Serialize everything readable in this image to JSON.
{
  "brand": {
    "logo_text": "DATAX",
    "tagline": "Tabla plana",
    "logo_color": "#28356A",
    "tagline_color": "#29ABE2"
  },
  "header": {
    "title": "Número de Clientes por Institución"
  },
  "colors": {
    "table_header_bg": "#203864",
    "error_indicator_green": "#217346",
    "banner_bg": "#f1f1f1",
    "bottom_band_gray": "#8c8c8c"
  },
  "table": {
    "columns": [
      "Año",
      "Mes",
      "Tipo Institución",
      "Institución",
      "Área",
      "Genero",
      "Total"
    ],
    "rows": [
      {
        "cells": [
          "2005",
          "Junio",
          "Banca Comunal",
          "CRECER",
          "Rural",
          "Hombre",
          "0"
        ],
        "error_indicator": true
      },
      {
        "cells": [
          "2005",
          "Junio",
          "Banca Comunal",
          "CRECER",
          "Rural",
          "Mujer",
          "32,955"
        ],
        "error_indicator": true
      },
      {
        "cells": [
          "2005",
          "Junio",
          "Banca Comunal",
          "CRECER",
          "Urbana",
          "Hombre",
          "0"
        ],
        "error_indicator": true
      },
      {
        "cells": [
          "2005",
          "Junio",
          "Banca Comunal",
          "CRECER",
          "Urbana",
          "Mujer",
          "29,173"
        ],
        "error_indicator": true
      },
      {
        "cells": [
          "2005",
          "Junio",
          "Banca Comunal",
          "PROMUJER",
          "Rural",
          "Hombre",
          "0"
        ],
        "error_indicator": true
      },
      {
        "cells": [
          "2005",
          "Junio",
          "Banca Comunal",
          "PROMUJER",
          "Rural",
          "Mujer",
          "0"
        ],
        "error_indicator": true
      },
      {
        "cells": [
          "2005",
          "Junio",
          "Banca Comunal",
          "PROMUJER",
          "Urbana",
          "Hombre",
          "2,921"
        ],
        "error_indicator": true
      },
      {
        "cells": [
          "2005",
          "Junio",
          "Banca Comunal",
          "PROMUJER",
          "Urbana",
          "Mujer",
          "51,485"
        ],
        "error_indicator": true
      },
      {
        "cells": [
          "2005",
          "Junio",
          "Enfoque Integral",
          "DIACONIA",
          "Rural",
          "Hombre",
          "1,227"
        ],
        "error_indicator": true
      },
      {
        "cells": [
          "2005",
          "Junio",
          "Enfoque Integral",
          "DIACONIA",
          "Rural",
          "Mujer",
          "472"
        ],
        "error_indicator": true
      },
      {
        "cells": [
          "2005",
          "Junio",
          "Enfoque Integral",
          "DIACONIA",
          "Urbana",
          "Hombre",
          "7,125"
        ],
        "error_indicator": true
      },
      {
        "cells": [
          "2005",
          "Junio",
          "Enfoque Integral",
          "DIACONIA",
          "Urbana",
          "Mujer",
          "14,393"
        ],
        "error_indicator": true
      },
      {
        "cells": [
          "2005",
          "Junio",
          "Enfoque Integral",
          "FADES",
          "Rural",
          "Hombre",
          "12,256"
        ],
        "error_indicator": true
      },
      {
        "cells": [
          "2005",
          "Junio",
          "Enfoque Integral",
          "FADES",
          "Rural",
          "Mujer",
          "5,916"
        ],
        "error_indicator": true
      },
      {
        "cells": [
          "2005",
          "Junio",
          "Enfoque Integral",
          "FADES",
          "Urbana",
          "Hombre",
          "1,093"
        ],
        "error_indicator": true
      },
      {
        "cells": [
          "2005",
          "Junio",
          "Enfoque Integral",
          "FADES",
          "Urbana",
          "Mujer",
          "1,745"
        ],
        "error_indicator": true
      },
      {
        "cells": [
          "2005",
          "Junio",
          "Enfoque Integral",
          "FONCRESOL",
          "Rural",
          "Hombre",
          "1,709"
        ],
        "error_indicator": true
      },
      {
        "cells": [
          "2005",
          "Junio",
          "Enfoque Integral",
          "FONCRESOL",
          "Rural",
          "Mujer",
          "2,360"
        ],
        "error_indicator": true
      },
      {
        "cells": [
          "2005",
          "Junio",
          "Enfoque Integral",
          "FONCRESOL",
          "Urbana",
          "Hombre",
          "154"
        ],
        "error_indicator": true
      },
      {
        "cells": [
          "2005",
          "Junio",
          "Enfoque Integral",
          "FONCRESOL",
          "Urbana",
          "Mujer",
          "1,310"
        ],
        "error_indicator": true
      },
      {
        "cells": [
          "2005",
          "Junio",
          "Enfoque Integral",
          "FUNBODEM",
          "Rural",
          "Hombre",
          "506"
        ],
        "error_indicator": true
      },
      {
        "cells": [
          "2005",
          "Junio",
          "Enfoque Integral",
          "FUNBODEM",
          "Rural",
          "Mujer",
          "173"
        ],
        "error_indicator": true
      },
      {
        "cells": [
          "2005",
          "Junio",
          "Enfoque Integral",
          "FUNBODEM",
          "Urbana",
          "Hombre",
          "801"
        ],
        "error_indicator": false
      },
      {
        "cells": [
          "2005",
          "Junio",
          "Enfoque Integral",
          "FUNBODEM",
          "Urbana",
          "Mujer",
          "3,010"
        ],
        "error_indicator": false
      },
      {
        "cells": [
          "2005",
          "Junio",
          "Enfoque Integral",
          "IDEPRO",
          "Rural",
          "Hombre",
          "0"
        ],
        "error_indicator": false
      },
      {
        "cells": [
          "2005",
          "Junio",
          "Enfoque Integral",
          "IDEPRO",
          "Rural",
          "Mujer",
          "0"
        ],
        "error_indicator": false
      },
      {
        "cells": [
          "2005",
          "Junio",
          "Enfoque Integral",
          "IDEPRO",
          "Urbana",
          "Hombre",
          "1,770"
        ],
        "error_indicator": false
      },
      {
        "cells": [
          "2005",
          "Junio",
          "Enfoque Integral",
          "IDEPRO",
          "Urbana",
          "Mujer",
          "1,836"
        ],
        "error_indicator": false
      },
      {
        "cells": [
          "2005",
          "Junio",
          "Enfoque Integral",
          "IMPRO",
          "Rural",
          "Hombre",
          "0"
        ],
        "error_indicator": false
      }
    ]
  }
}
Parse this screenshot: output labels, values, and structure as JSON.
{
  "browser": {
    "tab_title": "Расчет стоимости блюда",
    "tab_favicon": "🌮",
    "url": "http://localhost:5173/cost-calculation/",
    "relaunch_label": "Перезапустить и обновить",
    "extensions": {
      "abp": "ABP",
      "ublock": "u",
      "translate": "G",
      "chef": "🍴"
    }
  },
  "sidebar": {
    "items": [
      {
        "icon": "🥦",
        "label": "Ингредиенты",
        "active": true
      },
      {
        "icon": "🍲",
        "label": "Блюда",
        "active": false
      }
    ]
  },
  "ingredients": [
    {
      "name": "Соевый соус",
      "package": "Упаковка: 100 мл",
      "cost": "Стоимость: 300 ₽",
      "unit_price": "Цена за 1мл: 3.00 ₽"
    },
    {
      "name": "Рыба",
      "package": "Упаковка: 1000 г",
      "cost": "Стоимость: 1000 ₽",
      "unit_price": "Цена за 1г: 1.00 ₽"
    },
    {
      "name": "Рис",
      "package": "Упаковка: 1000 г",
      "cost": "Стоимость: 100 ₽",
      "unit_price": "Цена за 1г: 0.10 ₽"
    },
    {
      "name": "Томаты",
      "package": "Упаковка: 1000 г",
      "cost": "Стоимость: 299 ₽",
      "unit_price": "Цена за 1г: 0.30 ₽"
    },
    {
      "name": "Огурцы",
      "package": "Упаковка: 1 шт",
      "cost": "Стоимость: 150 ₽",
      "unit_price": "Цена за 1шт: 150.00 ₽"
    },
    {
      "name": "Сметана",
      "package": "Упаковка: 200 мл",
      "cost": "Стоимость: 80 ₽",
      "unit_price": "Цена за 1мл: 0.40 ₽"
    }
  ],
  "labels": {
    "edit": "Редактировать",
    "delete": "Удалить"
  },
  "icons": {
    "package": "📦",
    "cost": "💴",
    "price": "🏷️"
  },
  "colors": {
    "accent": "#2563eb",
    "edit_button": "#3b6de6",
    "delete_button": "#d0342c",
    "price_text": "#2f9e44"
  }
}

--------------------------------------------------

#### [What the task asks]
Return only those lines of the records that contain the string "this".

#### [Response to the exercise]
Serialize everything readable in this image to JSON.
Parse this screenshot: output labels, values, and structure as JSON.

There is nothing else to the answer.